TASK INSTRUCTIONS |
Select the lines that hold the word "handle" and copy each one.

Data entries |
───

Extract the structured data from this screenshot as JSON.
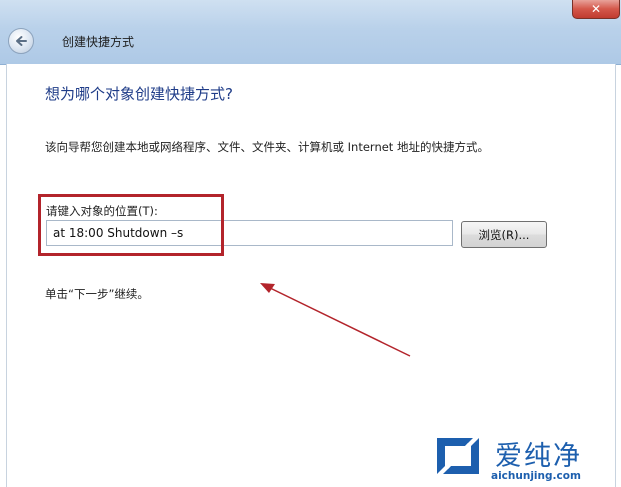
{
  "window": {
    "title": "创建快捷方式",
    "close_symbol": "✕"
  },
  "wizard": {
    "heading": "想为哪个对象创建快捷方式?",
    "description": "该向导帮您创建本地或网络程序、文件、文件夹、计算机或 Internet 地址的快捷方式。",
    "field_label": "请键入对象的位置(T):",
    "field_value": "at 18:00 Shutdown –s",
    "browse_label": "浏览(R)...",
    "hint": "单击“下一步”继续。"
  },
  "watermark": {
    "name": "爱纯净",
    "url": "aichunjing.com"
  },
  "icons": {
    "back": "back-arrow-icon",
    "close": "close-icon",
    "logo": "aichunjing-logo-icon"
  },
  "colors": {
    "heading": "#1f3c88",
    "highlight_box": "#b3242b",
    "annotation_arrow": "#b3242b",
    "close_button": "#c8473b",
    "logo": "#1d5fae"
  }
}
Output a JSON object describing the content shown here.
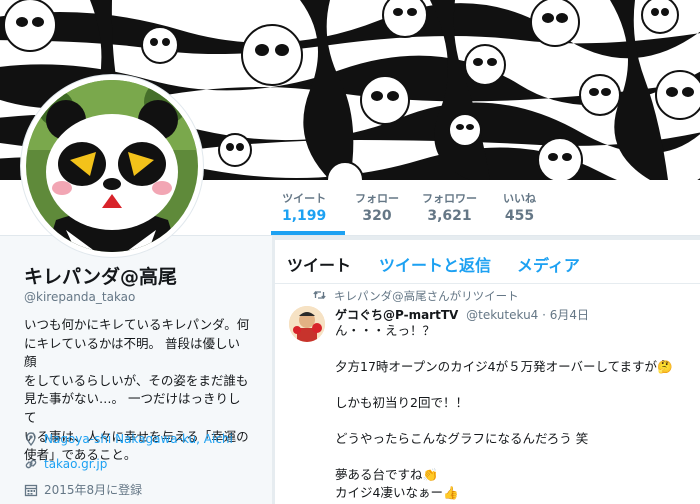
{
  "nav": {
    "stats": [
      {
        "label": "ツイート",
        "value": "1,199"
      },
      {
        "label": "フォロー",
        "value": "320"
      },
      {
        "label": "フォロワー",
        "value": "3,621"
      },
      {
        "label": "いいね",
        "value": "455"
      }
    ]
  },
  "profile": {
    "name": "キレパンダ@高尾",
    "handle": "@kirepanda_takao",
    "bio_lines": [
      "いつも何かにキレているキレパンダ。何",
      "にキレているかは不明。 普段は優しい顔",
      "をしているらしいが、その姿をまだ誰も",
      "見た事がない…。 一つだけはっきりして",
      "いる事は、人々に幸せを与える「幸運の",
      "使者」であること。"
    ],
    "location": "Nagoya-shi Nakagawa-ku, Aichi",
    "url": "takao.gr.jp",
    "joined": "2015年8月に登録"
  },
  "timeline": {
    "tabs": [
      "ツイート",
      "ツイートと返信",
      "メディア"
    ],
    "retweet_text": "キレパンダ@高尾さんがリツイート",
    "tweet": {
      "author": "ゲコぐち@P-martTV",
      "handle": "@tekuteku4",
      "date": "· 6月4日",
      "lines": [
        "ん・・・えっ！？",
        "",
        "夕方17時オープンのカイジ4が５万発オーバーしてますが🤔",
        "",
        "しかも初当り2回で！！",
        "",
        "どうやったらこんなグラフになるんだろう 笑",
        "",
        "夢ある台ですね👏",
        "カイジ4凄いなぁー👍"
      ]
    }
  },
  "colors": {
    "accent": "#1da1f2",
    "muted": "#657786",
    "bg": "#e6ecf0"
  },
  "icons": [
    "location-icon",
    "link-icon",
    "calendar-icon",
    "retweet-icon"
  ]
}
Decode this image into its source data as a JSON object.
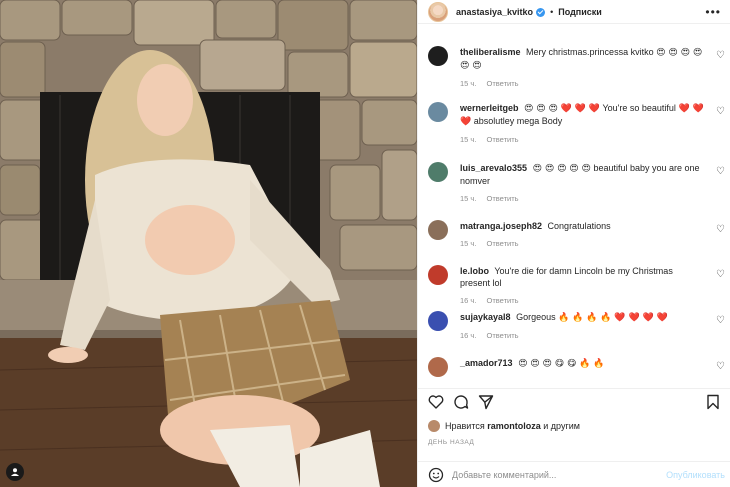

───

RESPONSE FOR THIS EXERCISE |
    "handle": "@kirepanda_takao",
      "handle": "@tekuteku4",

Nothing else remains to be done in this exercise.